** start Information supplied **

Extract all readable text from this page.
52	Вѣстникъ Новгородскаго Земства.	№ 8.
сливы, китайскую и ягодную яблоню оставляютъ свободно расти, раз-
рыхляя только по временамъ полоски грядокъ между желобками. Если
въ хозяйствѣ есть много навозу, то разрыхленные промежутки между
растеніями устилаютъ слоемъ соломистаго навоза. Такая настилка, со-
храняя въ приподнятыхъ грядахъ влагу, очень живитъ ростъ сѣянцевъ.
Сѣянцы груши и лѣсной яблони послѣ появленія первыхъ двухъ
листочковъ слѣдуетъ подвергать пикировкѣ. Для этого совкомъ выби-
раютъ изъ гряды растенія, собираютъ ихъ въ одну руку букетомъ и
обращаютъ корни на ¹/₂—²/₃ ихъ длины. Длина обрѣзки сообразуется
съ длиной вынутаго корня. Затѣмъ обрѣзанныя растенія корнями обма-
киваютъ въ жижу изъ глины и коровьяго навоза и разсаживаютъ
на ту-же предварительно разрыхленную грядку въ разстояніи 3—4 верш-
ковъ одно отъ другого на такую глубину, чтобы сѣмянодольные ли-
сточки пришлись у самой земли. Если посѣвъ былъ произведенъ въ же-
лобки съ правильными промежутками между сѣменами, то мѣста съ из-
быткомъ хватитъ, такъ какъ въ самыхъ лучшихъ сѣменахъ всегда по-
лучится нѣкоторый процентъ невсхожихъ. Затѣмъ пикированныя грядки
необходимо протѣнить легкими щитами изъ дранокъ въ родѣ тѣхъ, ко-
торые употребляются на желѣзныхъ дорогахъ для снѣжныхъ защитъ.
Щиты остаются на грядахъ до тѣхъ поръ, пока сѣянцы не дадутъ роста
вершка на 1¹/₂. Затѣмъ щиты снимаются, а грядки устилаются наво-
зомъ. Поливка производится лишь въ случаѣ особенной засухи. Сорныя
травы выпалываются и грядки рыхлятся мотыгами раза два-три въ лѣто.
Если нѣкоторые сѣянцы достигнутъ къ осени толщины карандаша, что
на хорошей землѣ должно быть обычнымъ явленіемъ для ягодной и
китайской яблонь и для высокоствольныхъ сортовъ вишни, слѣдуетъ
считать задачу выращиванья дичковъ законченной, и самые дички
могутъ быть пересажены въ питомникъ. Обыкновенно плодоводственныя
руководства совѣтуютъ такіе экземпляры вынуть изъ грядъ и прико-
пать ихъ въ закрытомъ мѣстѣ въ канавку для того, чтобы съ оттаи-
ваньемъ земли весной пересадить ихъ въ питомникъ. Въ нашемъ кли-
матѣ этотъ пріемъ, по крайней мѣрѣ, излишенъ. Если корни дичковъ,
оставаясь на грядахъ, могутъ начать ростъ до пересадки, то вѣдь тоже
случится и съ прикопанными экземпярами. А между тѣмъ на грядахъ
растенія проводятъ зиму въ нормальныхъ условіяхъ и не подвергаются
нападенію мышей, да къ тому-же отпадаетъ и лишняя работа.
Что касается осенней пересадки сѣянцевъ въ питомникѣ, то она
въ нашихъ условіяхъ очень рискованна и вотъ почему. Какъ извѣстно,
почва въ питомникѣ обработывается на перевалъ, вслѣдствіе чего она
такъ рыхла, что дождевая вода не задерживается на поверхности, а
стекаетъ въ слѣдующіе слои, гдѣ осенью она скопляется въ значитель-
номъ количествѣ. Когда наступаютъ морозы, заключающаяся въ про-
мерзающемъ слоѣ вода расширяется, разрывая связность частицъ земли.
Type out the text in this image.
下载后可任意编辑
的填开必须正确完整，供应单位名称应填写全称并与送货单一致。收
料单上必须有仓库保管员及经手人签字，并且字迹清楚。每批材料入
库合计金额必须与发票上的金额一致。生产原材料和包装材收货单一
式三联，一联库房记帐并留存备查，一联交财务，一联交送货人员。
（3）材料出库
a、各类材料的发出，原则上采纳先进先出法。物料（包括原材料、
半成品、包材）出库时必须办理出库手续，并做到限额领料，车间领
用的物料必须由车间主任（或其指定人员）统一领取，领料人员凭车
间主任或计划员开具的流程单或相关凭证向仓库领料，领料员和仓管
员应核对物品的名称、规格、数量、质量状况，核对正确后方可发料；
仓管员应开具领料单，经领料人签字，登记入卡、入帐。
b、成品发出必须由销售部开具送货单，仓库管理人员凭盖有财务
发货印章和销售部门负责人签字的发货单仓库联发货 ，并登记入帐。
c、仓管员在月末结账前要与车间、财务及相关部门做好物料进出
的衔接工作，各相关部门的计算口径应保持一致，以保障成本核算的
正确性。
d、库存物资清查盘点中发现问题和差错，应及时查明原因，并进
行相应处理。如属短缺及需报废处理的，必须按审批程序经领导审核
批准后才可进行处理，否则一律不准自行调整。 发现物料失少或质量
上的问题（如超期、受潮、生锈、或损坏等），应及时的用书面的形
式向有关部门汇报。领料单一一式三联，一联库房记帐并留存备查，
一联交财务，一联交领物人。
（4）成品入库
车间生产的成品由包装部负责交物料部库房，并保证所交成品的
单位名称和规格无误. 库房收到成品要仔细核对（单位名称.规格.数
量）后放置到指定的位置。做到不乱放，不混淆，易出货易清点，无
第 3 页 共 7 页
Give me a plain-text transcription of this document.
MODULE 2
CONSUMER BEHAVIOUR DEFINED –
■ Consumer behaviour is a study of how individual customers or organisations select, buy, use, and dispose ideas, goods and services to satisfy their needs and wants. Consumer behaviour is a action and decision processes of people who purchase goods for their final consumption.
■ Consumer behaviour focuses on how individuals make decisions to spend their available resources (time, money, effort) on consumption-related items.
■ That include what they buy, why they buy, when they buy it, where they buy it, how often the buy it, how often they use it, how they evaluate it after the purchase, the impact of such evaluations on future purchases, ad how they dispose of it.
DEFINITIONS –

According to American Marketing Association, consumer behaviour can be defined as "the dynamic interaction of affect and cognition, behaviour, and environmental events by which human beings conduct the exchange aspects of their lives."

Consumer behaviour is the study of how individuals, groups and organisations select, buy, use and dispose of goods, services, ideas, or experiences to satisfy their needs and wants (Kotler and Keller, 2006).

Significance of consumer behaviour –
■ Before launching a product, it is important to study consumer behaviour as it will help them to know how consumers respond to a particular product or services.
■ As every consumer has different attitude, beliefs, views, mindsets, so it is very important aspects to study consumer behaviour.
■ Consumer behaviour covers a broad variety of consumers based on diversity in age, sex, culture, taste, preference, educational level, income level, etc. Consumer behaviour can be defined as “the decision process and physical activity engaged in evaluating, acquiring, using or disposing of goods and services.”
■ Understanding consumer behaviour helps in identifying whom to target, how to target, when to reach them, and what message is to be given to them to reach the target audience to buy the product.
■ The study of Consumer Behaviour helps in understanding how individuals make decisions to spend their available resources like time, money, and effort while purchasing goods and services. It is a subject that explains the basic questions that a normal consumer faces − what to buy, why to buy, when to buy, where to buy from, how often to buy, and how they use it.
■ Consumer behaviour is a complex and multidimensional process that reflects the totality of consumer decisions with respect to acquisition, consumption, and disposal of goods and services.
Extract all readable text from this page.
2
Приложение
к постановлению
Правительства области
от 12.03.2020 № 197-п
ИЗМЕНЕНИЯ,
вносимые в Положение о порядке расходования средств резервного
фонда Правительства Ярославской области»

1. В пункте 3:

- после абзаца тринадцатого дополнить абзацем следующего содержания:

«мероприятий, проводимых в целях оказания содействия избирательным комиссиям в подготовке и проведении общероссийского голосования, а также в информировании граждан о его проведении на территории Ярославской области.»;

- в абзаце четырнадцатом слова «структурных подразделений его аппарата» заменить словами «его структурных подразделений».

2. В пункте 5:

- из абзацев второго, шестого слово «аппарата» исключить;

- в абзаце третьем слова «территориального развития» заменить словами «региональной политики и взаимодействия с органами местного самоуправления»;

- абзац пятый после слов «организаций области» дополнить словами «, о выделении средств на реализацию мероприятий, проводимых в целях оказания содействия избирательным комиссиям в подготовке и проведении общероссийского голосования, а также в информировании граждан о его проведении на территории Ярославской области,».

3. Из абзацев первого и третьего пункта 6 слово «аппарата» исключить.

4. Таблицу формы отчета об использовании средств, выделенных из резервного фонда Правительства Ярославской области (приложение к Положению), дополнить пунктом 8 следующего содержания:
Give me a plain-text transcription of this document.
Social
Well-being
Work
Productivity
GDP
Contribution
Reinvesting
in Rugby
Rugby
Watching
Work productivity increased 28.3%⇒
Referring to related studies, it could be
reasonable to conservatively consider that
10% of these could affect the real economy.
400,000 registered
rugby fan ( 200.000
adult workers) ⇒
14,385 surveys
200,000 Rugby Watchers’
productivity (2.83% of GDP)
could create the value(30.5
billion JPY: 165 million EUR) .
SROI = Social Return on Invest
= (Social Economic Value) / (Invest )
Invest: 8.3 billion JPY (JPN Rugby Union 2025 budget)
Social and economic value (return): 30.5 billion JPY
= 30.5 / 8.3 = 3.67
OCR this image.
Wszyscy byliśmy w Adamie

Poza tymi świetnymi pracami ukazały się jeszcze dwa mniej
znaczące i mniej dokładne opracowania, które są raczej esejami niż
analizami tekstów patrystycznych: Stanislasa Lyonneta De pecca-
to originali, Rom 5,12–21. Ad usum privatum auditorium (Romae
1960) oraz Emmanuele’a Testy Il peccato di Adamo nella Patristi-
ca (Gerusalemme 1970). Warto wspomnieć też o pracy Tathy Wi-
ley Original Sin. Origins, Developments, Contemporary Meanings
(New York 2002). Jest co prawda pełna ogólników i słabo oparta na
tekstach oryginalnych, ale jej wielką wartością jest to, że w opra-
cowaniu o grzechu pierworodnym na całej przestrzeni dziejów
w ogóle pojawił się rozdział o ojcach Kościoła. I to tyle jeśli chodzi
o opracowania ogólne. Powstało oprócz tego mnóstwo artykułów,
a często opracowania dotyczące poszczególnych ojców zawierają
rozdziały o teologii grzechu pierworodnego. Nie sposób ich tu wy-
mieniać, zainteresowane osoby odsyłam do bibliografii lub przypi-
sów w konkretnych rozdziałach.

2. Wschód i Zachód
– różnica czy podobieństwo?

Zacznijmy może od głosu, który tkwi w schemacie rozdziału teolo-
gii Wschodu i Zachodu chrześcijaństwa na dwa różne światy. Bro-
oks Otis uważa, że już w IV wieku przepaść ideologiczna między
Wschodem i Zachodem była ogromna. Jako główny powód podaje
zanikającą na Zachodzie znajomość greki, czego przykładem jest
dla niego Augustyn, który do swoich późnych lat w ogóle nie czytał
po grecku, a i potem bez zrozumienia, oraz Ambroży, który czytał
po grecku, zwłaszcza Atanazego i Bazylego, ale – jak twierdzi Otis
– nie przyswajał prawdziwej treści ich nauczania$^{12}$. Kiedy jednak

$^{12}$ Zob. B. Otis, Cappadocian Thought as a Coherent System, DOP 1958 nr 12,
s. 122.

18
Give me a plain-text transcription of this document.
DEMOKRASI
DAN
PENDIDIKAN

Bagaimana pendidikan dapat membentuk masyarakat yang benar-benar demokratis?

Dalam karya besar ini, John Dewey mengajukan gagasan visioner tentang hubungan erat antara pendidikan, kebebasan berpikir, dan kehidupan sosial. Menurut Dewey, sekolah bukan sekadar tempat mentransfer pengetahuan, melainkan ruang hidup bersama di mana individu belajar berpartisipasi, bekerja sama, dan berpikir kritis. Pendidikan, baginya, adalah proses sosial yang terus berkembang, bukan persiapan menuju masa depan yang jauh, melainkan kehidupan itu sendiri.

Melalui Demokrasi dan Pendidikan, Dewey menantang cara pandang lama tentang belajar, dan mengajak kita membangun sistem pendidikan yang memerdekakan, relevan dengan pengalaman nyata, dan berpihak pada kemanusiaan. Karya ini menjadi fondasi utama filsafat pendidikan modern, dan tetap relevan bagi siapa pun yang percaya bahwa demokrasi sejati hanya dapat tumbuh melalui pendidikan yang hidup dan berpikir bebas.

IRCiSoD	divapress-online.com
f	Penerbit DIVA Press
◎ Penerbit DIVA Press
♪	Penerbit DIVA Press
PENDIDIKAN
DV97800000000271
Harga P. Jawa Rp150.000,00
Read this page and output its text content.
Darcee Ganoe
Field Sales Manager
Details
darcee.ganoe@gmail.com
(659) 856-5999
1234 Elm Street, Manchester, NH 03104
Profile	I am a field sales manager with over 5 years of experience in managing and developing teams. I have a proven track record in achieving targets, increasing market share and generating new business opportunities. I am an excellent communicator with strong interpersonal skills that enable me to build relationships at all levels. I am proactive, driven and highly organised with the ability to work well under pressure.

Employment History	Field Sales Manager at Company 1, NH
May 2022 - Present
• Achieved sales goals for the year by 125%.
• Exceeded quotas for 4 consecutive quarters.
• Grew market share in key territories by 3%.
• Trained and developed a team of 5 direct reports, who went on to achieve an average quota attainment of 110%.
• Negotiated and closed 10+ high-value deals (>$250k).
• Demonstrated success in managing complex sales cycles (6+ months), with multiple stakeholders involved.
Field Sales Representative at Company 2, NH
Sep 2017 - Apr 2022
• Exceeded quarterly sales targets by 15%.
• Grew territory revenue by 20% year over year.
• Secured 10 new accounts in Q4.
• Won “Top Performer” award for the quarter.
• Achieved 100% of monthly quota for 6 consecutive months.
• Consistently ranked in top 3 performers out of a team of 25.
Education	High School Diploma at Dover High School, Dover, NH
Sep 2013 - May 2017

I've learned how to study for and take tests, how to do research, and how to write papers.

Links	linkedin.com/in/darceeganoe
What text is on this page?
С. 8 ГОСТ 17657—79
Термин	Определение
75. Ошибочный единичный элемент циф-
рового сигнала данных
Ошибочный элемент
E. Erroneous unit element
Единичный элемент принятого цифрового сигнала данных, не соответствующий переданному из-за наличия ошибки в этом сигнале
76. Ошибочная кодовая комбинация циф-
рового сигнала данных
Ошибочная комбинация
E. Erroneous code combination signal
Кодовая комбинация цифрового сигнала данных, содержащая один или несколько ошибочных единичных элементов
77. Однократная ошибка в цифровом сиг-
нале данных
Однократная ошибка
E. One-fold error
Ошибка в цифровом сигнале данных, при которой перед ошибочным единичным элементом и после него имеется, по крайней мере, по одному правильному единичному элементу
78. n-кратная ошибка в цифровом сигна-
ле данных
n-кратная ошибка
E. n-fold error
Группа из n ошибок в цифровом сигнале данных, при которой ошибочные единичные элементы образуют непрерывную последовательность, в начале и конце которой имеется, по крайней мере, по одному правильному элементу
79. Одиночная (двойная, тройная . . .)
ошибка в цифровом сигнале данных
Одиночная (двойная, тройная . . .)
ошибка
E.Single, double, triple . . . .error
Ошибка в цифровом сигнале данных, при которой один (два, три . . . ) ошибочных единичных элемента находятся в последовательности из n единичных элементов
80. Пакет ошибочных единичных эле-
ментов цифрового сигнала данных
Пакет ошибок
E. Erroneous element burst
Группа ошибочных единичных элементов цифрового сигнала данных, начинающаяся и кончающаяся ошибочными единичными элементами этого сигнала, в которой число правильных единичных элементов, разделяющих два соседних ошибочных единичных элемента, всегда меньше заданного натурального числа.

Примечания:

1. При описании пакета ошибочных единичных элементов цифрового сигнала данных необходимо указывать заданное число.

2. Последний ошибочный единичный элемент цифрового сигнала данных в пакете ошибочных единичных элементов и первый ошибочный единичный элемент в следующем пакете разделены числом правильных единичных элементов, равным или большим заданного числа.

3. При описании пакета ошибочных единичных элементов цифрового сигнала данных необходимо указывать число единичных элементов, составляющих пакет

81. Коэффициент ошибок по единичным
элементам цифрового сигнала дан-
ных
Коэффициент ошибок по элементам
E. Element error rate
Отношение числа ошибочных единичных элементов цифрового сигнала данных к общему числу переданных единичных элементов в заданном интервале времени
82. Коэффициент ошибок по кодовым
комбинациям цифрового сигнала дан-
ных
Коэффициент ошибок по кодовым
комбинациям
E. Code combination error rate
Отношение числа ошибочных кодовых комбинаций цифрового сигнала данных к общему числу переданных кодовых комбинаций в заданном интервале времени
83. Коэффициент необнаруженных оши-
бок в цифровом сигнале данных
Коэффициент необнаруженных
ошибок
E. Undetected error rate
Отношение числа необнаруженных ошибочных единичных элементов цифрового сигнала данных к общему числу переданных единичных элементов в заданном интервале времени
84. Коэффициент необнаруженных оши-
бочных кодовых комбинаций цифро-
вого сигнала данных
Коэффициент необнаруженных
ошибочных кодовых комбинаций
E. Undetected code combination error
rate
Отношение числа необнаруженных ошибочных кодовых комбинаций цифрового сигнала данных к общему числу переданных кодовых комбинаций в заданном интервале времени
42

** end Information supplied **

Prompt:
In the entries above, find every line holding the word "быть" and copy it out.

Response for this exercise:
на хорошей землѣ должно быть обычнымъ явленіемъ для ягодной и
могутъ быть пересажены въ питомникъ. Обыкновенно плодоводственныя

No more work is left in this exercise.